#### EXERCISE TASK
Set down every record once more, exactly as given.

#### SUPPLIED MATERIAL
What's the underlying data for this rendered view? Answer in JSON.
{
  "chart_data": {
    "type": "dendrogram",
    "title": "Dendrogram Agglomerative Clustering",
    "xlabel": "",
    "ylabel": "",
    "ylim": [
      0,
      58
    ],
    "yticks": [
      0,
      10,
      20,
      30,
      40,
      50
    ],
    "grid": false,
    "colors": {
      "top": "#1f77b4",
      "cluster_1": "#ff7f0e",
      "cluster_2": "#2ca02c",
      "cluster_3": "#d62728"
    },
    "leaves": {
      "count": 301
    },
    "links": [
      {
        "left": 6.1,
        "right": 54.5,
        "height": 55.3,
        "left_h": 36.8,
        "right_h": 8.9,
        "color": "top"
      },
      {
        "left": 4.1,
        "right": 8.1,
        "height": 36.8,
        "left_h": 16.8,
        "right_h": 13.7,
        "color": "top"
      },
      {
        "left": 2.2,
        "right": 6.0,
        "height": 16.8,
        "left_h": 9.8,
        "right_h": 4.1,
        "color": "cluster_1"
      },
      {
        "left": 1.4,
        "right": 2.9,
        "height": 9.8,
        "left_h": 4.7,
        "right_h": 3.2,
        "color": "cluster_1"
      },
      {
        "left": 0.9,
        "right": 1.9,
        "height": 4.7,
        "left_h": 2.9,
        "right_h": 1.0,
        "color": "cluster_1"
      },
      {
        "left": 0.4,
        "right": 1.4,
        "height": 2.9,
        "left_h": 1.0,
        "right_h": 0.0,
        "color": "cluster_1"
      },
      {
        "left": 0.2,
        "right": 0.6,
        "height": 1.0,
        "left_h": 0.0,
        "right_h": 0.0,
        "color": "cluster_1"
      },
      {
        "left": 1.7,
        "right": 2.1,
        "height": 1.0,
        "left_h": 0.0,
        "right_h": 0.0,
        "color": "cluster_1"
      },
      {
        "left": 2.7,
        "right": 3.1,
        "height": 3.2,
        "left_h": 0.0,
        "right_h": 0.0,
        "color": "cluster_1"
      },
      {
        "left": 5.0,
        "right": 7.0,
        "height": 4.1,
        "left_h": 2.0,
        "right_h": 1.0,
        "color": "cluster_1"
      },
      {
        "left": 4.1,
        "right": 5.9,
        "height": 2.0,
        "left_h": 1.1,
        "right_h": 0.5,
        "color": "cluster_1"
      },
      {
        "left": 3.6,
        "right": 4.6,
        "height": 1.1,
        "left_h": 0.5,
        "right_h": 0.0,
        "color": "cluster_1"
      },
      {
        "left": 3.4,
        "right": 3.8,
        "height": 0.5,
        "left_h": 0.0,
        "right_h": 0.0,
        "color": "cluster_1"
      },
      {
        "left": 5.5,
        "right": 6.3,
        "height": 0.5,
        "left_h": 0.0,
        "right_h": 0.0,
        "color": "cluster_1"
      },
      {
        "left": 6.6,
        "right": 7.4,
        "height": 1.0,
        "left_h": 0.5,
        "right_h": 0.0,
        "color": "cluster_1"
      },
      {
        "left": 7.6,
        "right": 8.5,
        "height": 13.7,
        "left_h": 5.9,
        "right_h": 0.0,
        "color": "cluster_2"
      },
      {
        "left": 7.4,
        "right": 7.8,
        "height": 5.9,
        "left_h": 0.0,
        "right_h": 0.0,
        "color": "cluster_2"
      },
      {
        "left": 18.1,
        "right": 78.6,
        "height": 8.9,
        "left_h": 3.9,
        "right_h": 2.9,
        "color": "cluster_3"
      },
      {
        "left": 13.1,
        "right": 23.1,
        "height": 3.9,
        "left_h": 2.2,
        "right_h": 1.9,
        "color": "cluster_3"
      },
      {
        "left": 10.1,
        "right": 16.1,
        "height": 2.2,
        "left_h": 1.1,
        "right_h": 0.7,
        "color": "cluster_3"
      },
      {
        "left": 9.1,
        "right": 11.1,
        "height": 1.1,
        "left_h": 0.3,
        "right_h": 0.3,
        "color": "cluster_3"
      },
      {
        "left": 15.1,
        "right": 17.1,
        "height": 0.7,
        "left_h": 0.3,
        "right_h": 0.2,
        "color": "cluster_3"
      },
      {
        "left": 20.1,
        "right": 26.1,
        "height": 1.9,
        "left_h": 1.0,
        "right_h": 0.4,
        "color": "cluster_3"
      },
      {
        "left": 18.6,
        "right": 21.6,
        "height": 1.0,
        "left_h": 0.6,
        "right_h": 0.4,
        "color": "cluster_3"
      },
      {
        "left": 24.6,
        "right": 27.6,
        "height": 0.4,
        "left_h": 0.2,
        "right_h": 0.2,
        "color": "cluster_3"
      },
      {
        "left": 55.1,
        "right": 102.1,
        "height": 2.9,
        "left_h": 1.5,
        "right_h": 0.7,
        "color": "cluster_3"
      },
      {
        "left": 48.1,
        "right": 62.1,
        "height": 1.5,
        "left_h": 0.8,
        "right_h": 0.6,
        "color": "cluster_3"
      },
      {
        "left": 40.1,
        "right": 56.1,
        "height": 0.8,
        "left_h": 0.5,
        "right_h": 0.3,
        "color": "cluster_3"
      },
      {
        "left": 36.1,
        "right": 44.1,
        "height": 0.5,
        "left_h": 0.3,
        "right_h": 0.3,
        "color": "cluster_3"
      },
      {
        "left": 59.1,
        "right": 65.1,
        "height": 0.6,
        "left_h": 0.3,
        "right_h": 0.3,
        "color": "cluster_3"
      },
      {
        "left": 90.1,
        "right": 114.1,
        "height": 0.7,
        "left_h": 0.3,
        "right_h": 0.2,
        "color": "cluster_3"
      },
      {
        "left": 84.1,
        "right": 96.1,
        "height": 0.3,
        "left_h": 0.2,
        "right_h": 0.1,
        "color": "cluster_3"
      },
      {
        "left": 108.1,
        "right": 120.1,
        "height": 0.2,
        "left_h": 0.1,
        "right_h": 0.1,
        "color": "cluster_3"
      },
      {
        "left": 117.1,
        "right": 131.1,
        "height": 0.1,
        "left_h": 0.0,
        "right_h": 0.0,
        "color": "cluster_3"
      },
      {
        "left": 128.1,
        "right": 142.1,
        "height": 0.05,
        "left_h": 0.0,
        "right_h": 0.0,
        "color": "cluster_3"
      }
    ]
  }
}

#### THE SOLUTION
What's the underlying data for this rendered view? Answer in JSON.
{
  "chart_data": {
    "type": "dendrogram",
    "title": "Dendrogram Agglomerative Clustering",
    "xlabel": "",
    "ylabel": "",
    "ylim": [
      0,
      58
    ],
    "yticks": [
      0,
      10,
      20,
      30,
      40,
      50
    ],
    "grid": false,
    "colors": {
      "top": "#1f77b4",
      "cluster_1": "#ff7f0e",
      "cluster_2": "#2ca02c",
      "cluster_3": "#d62728"
    },
    "leaves": {
      "count": 301
    },
    "links": [
      {
        "left": 6.1,
        "right": 54.5,
        "height": 55.3,
        "left_h": 36.8,
        "right_h": 8.9,
        "color": "top"
      },
      {
        "left": 4.1,
        "right": 8.1,
        "height": 36.8,
        "left_h": 16.8,
        "right_h": 13.7,
        "color": "top"
      },
      {
        "left": 2.2,
        "right": 6.0,
        "height": 16.8,
        "left_h": 9.8,
        "right_h": 4.1,
        "color": "cluster_1"
      },
      {
        "left": 1.4,
        "right": 2.9,
        "height": 9.8,
        "left_h": 4.7,
        "right_h": 3.2,
        "color": "cluster_1"
      },
      {
        "left": 0.9,
        "right": 1.9,
        "height": 4.7,
        "left_h": 2.9,
        "right_h": 1.0,
        "color": "cluster_1"
      },
      {
        "left": 0.4,
        "right": 1.4,
        "height": 2.9,
        "left_h": 1.0,
        "right_h": 0.0,
        "color": "cluster_1"
      },
      {
        "left": 0.2,
        "right": 0.6,
        "height": 1.0,
        "left_h": 0.0,
        "right_h": 0.0,
        "color": "cluster_1"
      },
      {
        "left": 1.7,
        "right": 2.1,
        "height": 1.0,
        "left_h": 0.0,
        "right_h": 0.0,
        "color": "cluster_1"
      },
      {
        "left": 2.7,
        "right": 3.1,
        "height": 3.2,
        "left_h": 0.0,
        "right_h": 0.0,
        "color": "cluster_1"
      },
      {
        "left": 5.0,
        "right": 7.0,
        "height": 4.1,
        "left_h": 2.0,
        "right_h": 1.0,
        "color": "cluster_1"
      },
      {
        "left": 4.1,
        "right": 5.9,
        "height": 2.0,
        "left_h": 1.1,
        "right_h": 0.5,
        "color": "cluster_1"
      },
      {
        "left": 3.6,
        "right": 4.6,
        "height": 1.1,
        "left_h": 0.5,
        "right_h": 0.0,
        "color": "cluster_1"
      },
      {
        "left": 3.4,
        "right": 3.8,
        "height": 0.5,
        "left_h": 0.0,
        "right_h": 0.0,
        "color": "cluster_1"
      },
      {
        "left": 5.5,
        "right": 6.3,
        "height": 0.5,
        "left_h": 0.0,
        "right_h": 0.0,
        "color": "cluster_1"
      },
      {
        "left": 6.6,
        "right": 7.4,
        "height": 1.0,
        "left_h": 0.5,
        "right_h": 0.0,
        "color": "cluster_1"
      },
      {
        "left": 7.6,
        "right": 8.5,
        "height": 13.7,
        "left_h": 5.9,
        "right_h": 0.0,
        "color": "cluster_2"
      },
      {
        "left": 7.4,
        "right": 7.8,
        "height": 5.9,
        "left_h": 0.0,
        "right_h": 0.0,
        "color": "cluster_2"
      },
      {
        "left": 18.1,
        "right": 78.6,
        "height": 8.9,
        "left_h": 3.9,
        "right_h": 2.9,
        "color": "cluster_3"
      },
      {
        "left": 13.1,
        "right": 23.1,
        "height": 3.9,
        "left_h": 2.2,
        "right_h": 1.9,
        "color": "cluster_3"
      },
      {
        "left": 10.1,
        "right": 16.1,
        "height": 2.2,
        "left_h": 1.1,
        "right_h": 0.7,
        "color": "cluster_3"
      },
      {
        "left": 9.1,
        "right": 11.1,
        "height": 1.1,
        "left_h": 0.3,
        "right_h": 0.3,
        "color": "cluster_3"
      },
      {
        "left": 15.1,
        "right": 17.1,
        "height": 0.7,
        "left_h": 0.3,
        "right_h": 0.2,
        "color": "cluster_3"
      },
      {
        "left": 20.1,
        "right": 26.1,
        "height": 1.9,
        "left_h": 1.0,
        "right_h": 0.4,
        "color": "cluster_3"
      },
      {
        "left": 18.6,
        "right": 21.6,
        "height": 1.0,
        "left_h": 0.6,
        "right_h": 0.4,
        "color": "cluster_3"
      },
      {
        "left": 24.6,
        "right": 27.6,
        "height": 0.4,
        "left_h": 0.2,
        "right_h": 0.2,
        "color": "cluster_3"
      },
      {
        "left": 55.1,
        "right": 102.1,
        "height": 2.9,
        "left_h": 1.5,
        "right_h": 0.7,
        "color": "cluster_3"
      },
      {
        "left": 48.1,
        "right": 62.1,
        "height": 1.5,
        "left_h": 0.8,
        "right_h": 0.6,
        "color": "cluster_3"
      },
      {
        "left": 40.1,
        "right": 56.1,
        "height": 0.8,
        "left_h": 0.5,
        "right_h": 0.3,
        "color": "cluster_3"
      },
      {
        "left": 36.1,
        "right": 44.1,
        "height": 0.5,
        "left_h": 0.3,
        "right_h": 0.3,
        "color": "cluster_3"
      },
      {
        "left": 59.1,
        "right": 65.1,
        "height": 0.6,
        "left_h": 0.3,
        "right_h": 0.3,
        "color": "cluster_3"
      },
      {
        "left": 90.1,
        "right": 114.1,
        "height": 0.7,
        "left_h": 0.3,
        "right_h": 0.2,
        "color": "cluster_3"
      },
      {
        "left": 84.1,
        "right": 96.1,
        "height": 0.3,
        "left_h": 0.2,
        "right_h": 0.1,
        "color": "cluster_3"
      },
      {
        "left": 108.1,
        "right": 120.1,
        "height": 0.2,
        "left_h": 0.1,
        "right_h": 0.1,
        "color": "cluster_3"
      },
      {
        "left": 117.1,
        "right": 131.1,
        "height": 0.1,
        "left_h": 0.0,
        "right_h": 0.0,
        "color": "cluster_3"
      },
      {
        "left": 128.1,
        "right": 142.1,
        "height": 0.05,
        "left_h": 0.0,
        "right_h": 0.0,
        "color": "cluster_3"
      }
    ]
  }
}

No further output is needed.